Data supplied:
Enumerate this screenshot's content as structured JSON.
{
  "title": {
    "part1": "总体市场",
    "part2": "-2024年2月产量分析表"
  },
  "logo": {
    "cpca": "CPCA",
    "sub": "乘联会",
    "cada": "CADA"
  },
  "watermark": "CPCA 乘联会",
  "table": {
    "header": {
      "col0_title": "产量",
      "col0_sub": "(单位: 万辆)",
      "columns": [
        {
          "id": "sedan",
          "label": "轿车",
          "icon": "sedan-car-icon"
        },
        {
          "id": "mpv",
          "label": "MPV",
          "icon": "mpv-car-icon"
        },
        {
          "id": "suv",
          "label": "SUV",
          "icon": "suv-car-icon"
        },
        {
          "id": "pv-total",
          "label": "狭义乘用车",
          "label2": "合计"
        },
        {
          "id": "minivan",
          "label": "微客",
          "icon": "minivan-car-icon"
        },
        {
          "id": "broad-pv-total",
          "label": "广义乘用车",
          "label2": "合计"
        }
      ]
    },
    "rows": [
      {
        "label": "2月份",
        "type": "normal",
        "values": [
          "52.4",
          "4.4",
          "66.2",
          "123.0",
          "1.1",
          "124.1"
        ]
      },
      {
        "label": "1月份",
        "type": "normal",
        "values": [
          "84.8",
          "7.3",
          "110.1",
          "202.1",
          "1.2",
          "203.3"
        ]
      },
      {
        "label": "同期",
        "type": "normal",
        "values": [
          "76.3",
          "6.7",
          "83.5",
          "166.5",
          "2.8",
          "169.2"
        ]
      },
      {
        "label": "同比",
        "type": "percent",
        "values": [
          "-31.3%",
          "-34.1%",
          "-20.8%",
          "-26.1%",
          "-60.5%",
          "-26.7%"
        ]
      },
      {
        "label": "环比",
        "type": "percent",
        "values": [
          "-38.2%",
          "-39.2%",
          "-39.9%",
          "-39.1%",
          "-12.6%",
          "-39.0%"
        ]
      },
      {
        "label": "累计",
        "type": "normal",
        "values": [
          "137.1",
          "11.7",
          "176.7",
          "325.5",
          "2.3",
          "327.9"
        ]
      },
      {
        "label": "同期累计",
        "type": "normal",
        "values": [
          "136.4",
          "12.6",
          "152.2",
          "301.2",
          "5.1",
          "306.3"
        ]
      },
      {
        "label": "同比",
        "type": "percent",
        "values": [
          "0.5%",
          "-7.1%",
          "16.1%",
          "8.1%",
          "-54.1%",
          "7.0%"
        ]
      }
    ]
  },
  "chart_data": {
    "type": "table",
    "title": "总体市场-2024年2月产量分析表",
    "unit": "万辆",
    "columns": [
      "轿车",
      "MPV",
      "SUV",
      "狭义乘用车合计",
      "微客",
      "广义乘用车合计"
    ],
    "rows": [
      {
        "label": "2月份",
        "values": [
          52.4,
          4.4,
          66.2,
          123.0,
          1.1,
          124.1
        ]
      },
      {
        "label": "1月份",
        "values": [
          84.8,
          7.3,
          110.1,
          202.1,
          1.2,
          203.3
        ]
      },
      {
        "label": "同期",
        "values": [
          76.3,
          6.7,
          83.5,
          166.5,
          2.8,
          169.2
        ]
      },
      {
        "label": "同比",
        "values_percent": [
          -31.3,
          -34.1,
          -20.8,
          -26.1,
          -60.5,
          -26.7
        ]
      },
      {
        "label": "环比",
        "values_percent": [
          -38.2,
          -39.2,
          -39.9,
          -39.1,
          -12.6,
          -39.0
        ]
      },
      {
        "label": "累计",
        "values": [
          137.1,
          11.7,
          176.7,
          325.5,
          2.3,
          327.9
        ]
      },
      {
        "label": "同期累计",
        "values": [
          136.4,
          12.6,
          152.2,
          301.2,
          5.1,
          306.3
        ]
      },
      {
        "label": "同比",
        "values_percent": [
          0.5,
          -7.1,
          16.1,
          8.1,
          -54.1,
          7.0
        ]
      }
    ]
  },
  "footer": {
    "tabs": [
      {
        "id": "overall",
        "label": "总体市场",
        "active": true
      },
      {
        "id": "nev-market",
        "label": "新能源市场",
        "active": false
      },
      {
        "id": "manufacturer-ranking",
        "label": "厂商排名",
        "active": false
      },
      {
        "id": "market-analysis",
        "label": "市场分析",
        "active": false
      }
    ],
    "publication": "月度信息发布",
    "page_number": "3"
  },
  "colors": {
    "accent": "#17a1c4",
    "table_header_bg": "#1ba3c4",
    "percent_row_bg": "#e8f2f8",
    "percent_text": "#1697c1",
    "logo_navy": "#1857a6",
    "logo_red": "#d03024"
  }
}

Goal: Repeat back the data above, exact to the last character.

Output for this task:
Enumerate this screenshot's content as structured JSON.
{
  "title": {
    "part1": "总体市场",
    "part2": "-2024年2月产量分析表"
  },
  "logo": {
    "cpca": "CPCA",
    "sub": "乘联会",
    "cada": "CADA"
  },
  "watermark": "CPCA 乘联会",
  "table": {
    "header": {
      "col0_title": "产量",
      "col0_sub": "(单位: 万辆)",
      "columns": [
        {
          "id": "sedan",
          "label": "轿车",
          "icon": "sedan-car-icon"
        },
        {
          "id": "mpv",
          "label": "MPV",
          "icon": "mpv-car-icon"
        },
        {
          "id": "suv",
          "label": "SUV",
          "icon": "suv-car-icon"
        },
        {
          "id": "pv-total",
          "label": "狭义乘用车",
          "label2": "合计"
        },
        {
          "id": "minivan",
          "label": "微客",
          "icon": "minivan-car-icon"
        },
        {
          "id": "broad-pv-total",
          "label": "广义乘用车",
          "label2": "合计"
        }
      ]
    },
    "rows": [
      {
        "label": "2月份",
        "type": "normal",
        "values": [
          "52.4",
          "4.4",
          "66.2",
          "123.0",
          "1.1",
          "124.1"
        ]
      },
      {
        "label": "1月份",
        "type": "normal",
        "values": [
          "84.8",
          "7.3",
          "110.1",
          "202.1",
          "1.2",
          "203.3"
        ]
      },
      {
        "label": "同期",
        "type": "normal",
        "values": [
          "76.3",
          "6.7",
          "83.5",
          "166.5",
          "2.8",
          "169.2"
        ]
      },
      {
        "label": "同比",
        "type": "percent",
        "values": [
          "-31.3%",
          "-34.1%",
          "-20.8%",
          "-26.1%",
          "-60.5%",
          "-26.7%"
        ]
      },
      {
        "label": "环比",
        "type": "percent",
        "values": [
          "-38.2%",
          "-39.2%",
          "-39.9%",
          "-39.1%",
          "-12.6%",
          "-39.0%"
        ]
      },
      {
        "label": "累计",
        "type": "normal",
        "values": [
          "137.1",
          "11.7",
          "176.7",
          "325.5",
          "2.3",
          "327.9"
        ]
      },
      {
        "label": "同期累计",
        "type": "normal",
        "values": [
          "136.4",
          "12.6",
          "152.2",
          "301.2",
          "5.1",
          "306.3"
        ]
      },
      {
        "label": "同比",
        "type": "percent",
        "values": [
          "0.5%",
          "-7.1%",
          "16.1%",
          "8.1%",
          "-54.1%",
          "7.0%"
        ]
      }
    ]
  },
  "chart_data": {
    "type": "table",
    "title": "总体市场-2024年2月产量分析表",
    "unit": "万辆",
    "columns": [
      "轿车",
      "MPV",
      "SUV",
      "狭义乘用车合计",
      "微客",
      "广义乘用车合计"
    ],
    "rows": [
      {
        "label": "2月份",
        "values": [
          52.4,
          4.4,
          66.2,
          123.0,
          1.1,
          124.1
        ]
      },
      {
        "label": "1月份",
        "values": [
          84.8,
          7.3,
          110.1,
          202.1,
          1.2,
          203.3
        ]
      },
      {
        "label": "同期",
        "values": [
          76.3,
          6.7,
          83.5,
          166.5,
          2.8,
          169.2
        ]
      },
      {
        "label": "同比",
        "values_percent": [
          -31.3,
          -34.1,
          -20.8,
          -26.1,
          -60.5,
          -26.7
        ]
      },
      {
        "label": "环比",
        "values_percent": [
          -38.2,
          -39.2,
          -39.9,
          -39.1,
          -12.6,
          -39.0
        ]
      },
      {
        "label": "累计",
        "values": [
          137.1,
          11.7,
          176.7,
          325.5,
          2.3,
          327.9
        ]
      },
      {
        "label": "同期累计",
        "values": [
          136.4,
          12.6,
          152.2,
          301.2,
          5.1,
          306.3
        ]
      },
      {
        "label": "同比",
        "values_percent": [
          0.5,
          -7.1,
          16.1,
          8.1,
          -54.1,
          7.0
        ]
      }
    ]
  },
  "footer": {
    "tabs": [
      {
        "id": "overall",
        "label": "总体市场",
        "active": true
      },
      {
        "id": "nev-market",
        "label": "新能源市场",
        "active": false
      },
      {
        "id": "manufacturer-ranking",
        "label": "厂商排名",
        "active": false
      },
      {
        "id": "market-analysis",
        "label": "市场分析",
        "active": false
      }
    ],
    "publication": "月度信息发布",
    "page_number": "3"
  },
  "colors": {
    "accent": "#17a1c4",
    "table_header_bg": "#1ba3c4",
    "percent_row_bg": "#e8f2f8",
    "percent_text": "#1697c1",
    "logo_navy": "#1857a6",
    "logo_red": "#d03024"
  }
}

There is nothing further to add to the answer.